## BEGIN The data

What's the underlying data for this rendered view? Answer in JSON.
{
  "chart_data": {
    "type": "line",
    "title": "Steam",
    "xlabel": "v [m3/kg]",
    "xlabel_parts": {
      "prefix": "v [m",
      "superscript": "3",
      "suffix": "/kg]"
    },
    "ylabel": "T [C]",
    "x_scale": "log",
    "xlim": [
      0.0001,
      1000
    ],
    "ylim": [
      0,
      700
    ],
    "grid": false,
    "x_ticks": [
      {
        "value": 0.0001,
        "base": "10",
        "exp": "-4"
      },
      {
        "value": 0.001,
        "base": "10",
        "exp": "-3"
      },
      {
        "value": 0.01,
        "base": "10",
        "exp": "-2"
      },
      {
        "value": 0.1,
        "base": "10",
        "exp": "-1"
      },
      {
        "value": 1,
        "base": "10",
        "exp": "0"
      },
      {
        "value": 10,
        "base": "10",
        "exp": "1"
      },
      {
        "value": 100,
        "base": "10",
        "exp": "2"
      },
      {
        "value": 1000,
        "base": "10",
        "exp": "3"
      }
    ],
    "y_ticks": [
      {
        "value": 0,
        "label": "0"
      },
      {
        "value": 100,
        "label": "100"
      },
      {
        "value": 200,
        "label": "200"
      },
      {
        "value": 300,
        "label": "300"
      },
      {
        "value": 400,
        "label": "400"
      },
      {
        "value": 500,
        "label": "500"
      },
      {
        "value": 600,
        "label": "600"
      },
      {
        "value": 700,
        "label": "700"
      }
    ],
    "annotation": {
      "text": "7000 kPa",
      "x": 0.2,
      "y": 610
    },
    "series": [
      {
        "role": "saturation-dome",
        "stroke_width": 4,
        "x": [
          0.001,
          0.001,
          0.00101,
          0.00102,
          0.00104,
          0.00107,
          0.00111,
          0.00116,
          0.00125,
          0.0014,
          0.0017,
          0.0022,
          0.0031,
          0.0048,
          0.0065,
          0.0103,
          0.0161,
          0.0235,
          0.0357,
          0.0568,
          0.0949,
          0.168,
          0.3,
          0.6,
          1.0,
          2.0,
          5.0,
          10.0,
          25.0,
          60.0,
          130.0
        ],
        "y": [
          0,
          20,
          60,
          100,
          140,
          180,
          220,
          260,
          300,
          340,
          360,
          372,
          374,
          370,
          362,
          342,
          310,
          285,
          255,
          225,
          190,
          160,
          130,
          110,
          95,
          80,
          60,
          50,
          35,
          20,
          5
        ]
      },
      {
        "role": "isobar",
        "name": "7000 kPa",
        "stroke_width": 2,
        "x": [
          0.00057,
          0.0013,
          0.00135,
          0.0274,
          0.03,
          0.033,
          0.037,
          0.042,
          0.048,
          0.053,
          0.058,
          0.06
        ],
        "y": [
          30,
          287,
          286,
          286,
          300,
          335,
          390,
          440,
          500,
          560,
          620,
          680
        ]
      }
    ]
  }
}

## END The data
## BEGIN The data

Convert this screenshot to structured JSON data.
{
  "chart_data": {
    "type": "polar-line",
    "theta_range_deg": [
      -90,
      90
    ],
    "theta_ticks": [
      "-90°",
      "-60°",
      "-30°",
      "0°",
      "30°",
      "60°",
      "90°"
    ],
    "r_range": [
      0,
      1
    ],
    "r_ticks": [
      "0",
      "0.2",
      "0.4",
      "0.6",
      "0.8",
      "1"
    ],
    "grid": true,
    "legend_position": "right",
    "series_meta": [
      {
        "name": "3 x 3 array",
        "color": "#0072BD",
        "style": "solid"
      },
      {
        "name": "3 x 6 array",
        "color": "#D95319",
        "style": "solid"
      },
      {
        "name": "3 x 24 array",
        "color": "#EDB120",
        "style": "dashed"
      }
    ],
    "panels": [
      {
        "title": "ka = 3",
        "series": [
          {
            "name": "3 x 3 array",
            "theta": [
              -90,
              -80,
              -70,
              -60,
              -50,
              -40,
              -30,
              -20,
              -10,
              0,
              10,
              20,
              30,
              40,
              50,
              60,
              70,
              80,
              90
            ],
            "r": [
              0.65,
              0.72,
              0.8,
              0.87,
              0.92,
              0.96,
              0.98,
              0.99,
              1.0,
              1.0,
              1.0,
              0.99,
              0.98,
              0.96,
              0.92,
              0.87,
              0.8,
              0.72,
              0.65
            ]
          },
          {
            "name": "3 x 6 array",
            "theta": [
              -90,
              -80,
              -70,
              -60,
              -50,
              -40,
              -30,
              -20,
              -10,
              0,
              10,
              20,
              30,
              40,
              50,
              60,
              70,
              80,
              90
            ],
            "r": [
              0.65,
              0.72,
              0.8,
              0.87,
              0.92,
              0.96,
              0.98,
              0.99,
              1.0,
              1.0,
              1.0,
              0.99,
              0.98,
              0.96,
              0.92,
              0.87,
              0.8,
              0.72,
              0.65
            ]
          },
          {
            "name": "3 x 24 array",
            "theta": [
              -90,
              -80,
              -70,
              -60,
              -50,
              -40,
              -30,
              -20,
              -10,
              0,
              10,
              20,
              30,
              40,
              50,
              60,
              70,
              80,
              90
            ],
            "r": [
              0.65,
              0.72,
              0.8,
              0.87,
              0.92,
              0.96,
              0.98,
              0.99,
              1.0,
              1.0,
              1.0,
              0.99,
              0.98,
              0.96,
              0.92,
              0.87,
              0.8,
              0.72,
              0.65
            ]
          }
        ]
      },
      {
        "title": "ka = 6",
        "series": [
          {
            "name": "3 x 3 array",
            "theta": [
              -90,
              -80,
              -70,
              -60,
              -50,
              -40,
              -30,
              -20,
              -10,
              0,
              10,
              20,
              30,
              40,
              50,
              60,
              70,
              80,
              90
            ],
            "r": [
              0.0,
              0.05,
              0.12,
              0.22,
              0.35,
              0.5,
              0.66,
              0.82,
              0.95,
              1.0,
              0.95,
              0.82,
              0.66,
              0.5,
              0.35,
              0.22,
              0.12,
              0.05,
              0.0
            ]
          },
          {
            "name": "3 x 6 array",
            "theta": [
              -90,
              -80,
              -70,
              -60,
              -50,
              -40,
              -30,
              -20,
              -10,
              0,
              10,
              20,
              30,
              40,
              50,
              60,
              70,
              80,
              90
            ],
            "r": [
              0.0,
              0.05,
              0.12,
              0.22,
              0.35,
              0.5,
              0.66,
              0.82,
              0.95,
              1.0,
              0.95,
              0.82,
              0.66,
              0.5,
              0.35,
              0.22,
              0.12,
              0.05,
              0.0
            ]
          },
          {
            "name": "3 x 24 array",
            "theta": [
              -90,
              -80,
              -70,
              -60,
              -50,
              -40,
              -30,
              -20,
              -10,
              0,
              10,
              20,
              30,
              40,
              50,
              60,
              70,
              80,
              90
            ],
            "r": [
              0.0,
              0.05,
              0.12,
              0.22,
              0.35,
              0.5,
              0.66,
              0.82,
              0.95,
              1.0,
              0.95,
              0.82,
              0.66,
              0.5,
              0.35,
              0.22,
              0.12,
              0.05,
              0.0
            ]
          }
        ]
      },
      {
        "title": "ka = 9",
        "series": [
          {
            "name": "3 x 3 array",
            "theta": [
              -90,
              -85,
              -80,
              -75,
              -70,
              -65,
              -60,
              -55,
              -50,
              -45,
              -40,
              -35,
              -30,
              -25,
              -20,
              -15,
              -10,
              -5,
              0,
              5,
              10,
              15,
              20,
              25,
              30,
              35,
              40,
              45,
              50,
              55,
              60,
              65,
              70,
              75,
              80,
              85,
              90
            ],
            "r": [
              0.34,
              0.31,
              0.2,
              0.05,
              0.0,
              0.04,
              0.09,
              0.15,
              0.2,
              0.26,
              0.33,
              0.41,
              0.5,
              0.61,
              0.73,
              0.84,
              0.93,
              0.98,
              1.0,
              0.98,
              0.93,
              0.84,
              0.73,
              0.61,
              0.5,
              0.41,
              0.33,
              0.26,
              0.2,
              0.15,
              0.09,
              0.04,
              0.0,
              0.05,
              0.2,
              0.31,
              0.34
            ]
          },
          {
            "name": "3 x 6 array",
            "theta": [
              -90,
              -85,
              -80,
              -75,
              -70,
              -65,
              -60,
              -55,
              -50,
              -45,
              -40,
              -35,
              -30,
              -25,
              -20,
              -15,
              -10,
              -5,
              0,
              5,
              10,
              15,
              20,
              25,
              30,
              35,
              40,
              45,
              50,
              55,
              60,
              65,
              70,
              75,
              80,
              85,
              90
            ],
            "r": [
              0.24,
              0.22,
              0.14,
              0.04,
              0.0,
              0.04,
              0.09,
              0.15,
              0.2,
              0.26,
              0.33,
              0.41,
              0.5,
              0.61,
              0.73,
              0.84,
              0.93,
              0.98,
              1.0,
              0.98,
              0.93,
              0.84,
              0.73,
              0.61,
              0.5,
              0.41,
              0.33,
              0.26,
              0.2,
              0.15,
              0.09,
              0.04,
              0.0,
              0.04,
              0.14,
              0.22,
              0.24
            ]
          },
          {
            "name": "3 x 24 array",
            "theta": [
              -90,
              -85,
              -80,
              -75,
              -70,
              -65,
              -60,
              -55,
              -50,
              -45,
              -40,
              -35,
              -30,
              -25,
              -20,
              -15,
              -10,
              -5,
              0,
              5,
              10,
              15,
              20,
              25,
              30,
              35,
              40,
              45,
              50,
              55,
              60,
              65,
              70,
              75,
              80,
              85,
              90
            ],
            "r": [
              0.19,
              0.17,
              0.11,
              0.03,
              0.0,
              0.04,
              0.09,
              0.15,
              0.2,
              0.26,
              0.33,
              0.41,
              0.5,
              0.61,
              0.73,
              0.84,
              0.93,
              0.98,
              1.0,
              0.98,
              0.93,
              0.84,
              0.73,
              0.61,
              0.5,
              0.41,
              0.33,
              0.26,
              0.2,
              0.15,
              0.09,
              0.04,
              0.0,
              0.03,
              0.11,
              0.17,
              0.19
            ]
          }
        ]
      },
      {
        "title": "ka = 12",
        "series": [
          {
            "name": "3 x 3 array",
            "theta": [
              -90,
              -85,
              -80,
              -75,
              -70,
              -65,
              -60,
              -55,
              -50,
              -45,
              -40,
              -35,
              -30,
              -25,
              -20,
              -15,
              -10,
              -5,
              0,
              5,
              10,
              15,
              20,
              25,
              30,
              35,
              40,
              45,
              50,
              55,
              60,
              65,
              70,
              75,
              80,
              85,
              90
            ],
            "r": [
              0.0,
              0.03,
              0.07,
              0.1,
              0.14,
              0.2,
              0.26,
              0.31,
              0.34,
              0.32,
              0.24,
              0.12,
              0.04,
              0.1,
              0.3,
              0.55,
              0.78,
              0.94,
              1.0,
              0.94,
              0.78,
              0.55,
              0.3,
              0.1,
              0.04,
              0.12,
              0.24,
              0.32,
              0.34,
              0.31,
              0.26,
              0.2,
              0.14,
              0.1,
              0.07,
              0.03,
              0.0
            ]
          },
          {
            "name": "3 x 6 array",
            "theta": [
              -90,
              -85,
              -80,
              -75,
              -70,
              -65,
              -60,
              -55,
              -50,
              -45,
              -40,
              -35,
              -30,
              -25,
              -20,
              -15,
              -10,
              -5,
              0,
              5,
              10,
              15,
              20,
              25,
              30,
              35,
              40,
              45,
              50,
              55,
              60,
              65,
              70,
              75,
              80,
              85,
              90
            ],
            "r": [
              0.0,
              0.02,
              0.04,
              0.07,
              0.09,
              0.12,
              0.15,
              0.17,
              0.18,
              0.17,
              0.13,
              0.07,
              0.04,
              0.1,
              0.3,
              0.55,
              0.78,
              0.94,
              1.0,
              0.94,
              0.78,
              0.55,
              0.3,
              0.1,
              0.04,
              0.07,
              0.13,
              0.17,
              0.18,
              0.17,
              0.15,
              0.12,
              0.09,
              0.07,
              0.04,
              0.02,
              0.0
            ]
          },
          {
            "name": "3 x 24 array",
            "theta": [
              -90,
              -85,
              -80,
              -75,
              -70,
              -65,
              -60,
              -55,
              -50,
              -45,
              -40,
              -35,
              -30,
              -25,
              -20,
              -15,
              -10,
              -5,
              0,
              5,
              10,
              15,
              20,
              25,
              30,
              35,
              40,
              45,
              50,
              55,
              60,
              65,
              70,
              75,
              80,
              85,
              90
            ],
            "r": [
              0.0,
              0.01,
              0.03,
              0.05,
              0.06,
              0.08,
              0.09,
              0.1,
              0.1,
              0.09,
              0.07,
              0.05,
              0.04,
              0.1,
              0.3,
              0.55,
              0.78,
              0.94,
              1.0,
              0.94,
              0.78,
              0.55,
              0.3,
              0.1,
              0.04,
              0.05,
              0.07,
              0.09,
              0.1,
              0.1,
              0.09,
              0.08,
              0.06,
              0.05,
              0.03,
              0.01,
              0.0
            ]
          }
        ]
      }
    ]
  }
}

## END The data
## BEGIN The data

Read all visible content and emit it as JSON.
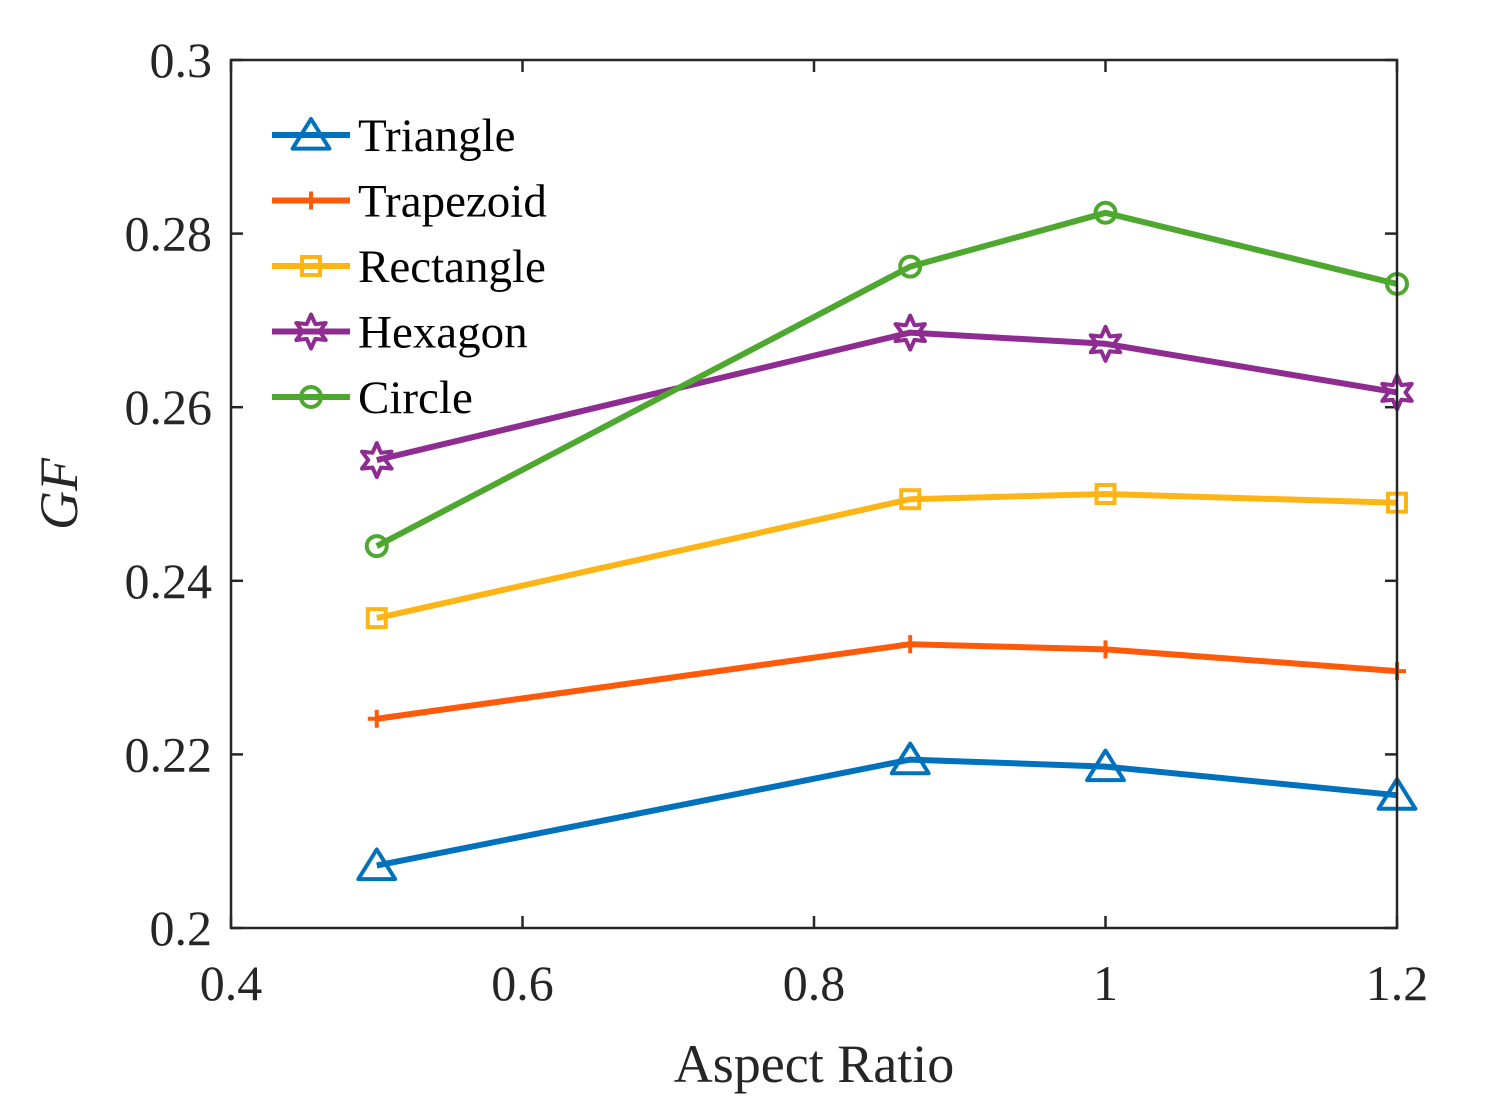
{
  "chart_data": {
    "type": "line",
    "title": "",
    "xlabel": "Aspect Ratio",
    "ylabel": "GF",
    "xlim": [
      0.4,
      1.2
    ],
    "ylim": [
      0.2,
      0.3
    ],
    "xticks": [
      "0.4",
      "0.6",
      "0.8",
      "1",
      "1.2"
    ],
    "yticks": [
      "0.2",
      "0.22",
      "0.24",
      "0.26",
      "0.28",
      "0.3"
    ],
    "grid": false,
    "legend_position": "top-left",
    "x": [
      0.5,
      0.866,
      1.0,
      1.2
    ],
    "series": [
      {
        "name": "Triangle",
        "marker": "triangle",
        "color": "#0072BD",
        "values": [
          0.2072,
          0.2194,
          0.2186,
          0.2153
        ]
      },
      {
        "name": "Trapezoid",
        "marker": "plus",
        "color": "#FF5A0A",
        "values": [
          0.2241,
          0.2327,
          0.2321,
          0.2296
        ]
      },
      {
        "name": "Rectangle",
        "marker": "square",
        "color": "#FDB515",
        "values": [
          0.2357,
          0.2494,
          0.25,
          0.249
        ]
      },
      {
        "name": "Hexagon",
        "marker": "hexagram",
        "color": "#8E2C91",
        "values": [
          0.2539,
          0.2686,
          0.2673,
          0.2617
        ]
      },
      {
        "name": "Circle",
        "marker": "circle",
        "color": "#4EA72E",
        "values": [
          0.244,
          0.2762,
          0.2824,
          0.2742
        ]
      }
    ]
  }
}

## END The data

In the listing, how many lines hold "this"? Answer with a bare number.

** Exercise solution **
2